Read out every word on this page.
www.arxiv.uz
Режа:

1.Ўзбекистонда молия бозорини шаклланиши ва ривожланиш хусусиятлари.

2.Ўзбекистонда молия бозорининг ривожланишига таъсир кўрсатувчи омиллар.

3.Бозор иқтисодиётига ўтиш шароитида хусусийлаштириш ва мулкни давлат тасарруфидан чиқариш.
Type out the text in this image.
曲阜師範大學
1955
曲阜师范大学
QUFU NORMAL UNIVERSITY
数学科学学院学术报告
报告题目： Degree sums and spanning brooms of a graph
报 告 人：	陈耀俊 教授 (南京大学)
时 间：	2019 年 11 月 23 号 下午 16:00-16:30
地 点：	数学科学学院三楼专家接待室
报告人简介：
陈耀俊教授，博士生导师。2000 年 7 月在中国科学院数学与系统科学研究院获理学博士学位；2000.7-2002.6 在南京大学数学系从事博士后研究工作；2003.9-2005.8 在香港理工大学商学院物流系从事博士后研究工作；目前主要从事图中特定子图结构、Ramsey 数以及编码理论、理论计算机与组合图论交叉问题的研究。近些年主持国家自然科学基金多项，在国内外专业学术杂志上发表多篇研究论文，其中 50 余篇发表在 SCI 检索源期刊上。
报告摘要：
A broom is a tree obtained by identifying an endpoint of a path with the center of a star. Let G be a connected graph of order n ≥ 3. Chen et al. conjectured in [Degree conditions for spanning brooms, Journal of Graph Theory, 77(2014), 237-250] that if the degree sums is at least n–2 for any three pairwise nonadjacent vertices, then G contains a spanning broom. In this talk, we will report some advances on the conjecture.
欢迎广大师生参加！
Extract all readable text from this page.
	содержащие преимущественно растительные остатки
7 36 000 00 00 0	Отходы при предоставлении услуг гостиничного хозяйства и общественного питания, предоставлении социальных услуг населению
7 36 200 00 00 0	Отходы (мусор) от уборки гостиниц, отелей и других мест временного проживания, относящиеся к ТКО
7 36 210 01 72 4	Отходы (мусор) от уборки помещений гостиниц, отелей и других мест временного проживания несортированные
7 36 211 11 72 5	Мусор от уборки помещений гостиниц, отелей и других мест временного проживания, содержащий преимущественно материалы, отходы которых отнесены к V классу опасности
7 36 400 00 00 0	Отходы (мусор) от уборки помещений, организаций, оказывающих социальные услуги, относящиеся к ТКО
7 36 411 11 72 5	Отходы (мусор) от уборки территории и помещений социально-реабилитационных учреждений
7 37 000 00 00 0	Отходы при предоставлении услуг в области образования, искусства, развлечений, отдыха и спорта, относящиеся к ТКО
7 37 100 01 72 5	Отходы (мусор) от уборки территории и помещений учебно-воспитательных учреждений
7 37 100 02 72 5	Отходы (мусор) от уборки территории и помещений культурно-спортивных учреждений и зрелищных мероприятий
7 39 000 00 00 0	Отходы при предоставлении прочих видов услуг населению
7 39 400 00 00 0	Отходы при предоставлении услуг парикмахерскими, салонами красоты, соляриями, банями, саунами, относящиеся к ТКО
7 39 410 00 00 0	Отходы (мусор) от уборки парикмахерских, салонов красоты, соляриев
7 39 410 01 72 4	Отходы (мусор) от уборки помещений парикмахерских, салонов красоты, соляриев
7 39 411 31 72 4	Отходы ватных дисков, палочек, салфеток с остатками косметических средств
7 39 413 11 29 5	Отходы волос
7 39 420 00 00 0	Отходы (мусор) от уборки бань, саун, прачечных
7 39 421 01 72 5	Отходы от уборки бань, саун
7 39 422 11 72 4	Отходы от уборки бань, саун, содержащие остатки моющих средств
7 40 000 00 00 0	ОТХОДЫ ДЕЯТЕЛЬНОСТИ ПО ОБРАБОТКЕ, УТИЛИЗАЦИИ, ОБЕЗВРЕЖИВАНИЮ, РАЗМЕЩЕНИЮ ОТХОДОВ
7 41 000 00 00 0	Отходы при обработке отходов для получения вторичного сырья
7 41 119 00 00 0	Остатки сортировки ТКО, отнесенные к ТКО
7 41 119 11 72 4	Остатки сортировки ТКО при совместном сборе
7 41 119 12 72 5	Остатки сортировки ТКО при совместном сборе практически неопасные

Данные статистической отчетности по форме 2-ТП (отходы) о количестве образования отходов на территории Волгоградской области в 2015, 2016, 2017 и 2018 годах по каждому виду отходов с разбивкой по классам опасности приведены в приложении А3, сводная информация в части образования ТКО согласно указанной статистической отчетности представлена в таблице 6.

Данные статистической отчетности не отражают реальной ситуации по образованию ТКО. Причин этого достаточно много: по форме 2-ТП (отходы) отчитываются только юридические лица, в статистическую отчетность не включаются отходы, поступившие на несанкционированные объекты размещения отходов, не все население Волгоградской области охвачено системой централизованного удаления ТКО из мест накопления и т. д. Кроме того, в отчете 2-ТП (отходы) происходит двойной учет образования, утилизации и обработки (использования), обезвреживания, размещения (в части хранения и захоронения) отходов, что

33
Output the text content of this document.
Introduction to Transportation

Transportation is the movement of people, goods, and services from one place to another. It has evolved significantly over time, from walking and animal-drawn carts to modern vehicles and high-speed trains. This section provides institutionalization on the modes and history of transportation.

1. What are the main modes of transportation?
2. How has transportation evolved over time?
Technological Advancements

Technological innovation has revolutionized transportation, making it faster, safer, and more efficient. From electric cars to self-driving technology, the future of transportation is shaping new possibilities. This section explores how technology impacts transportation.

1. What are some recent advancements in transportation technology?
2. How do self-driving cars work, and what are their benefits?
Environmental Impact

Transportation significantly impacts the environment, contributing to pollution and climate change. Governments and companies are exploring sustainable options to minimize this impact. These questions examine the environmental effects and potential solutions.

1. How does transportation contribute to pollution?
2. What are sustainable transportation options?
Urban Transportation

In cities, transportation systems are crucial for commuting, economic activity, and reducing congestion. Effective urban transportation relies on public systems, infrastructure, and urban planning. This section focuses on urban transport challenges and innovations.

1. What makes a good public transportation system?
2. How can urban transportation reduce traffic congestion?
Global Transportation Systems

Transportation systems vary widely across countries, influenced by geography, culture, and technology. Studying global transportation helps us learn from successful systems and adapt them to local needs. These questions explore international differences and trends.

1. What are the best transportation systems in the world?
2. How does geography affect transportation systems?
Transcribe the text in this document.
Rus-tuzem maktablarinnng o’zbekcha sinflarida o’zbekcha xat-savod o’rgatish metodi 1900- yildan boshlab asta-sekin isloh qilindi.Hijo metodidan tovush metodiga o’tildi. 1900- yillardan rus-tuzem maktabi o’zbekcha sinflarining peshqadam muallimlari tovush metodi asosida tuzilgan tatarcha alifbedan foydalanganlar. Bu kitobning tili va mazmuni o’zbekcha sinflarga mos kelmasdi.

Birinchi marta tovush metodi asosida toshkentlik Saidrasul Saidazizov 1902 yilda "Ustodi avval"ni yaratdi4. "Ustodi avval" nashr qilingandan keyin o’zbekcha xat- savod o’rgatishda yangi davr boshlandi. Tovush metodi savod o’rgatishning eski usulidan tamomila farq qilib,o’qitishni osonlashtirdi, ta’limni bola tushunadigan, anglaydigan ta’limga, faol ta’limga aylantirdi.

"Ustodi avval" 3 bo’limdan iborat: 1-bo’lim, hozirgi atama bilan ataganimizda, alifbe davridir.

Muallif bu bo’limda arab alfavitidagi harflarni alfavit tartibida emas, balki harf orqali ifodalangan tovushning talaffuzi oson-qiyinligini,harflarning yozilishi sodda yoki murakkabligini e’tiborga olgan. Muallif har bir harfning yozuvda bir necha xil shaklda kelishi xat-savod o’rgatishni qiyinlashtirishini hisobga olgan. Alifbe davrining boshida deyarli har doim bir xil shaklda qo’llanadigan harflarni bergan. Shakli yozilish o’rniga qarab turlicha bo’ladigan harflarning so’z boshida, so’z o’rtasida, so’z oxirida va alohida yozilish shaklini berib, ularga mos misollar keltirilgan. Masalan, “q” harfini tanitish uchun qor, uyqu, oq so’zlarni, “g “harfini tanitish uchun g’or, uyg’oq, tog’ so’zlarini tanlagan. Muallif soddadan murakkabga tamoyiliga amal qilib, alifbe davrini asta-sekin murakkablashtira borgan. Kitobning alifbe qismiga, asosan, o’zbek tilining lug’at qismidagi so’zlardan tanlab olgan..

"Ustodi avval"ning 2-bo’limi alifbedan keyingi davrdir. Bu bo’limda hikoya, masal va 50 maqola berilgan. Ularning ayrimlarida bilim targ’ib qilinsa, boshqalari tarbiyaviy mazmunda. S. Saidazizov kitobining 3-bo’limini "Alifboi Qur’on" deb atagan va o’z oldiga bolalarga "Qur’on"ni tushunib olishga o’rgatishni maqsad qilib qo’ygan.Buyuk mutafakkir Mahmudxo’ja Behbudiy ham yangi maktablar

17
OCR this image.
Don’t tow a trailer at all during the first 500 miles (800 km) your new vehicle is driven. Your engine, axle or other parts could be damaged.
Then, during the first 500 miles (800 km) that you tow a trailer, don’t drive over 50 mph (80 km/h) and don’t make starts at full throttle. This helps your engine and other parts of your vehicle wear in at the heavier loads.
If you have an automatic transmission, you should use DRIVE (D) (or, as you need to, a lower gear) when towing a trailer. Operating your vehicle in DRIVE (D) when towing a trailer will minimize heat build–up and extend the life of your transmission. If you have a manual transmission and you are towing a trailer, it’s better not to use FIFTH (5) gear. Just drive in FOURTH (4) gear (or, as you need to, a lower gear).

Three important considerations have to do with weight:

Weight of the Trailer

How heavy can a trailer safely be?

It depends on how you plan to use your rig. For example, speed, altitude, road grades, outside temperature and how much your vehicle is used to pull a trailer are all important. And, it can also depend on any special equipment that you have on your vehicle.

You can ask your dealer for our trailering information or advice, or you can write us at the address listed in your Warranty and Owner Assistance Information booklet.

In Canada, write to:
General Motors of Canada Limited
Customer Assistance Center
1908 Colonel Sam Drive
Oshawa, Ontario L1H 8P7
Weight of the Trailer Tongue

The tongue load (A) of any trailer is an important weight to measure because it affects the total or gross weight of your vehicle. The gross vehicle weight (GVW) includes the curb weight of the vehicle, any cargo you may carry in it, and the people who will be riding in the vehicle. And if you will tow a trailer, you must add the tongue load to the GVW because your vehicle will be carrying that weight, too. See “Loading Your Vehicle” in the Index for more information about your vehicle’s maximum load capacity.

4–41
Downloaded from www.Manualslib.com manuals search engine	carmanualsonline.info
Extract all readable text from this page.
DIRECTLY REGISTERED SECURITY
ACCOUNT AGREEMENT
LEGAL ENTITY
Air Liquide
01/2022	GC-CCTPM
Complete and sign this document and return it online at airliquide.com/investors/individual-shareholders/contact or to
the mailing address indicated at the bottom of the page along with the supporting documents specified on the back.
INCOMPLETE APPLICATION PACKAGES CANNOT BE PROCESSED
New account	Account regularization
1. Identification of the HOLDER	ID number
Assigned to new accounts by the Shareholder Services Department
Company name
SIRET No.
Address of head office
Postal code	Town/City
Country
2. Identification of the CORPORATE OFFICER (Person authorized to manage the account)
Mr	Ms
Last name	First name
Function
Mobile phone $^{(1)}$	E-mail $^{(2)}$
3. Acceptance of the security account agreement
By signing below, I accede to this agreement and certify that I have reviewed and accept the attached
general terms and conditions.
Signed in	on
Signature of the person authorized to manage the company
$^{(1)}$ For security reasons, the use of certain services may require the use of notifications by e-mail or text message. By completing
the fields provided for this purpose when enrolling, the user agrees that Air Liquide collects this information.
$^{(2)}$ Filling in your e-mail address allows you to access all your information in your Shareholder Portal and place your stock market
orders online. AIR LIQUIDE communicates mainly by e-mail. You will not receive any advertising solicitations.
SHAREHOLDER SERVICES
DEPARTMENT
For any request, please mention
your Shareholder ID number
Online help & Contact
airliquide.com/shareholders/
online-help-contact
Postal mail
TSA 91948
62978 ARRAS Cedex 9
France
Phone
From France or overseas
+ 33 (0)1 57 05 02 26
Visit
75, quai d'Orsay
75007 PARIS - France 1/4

-.-.-

■ PROBLEM REQUIREMENTS:
Each line that holds the string "significantly" counts once; give the total and nothing else.

■ FULL SOLUTION:
2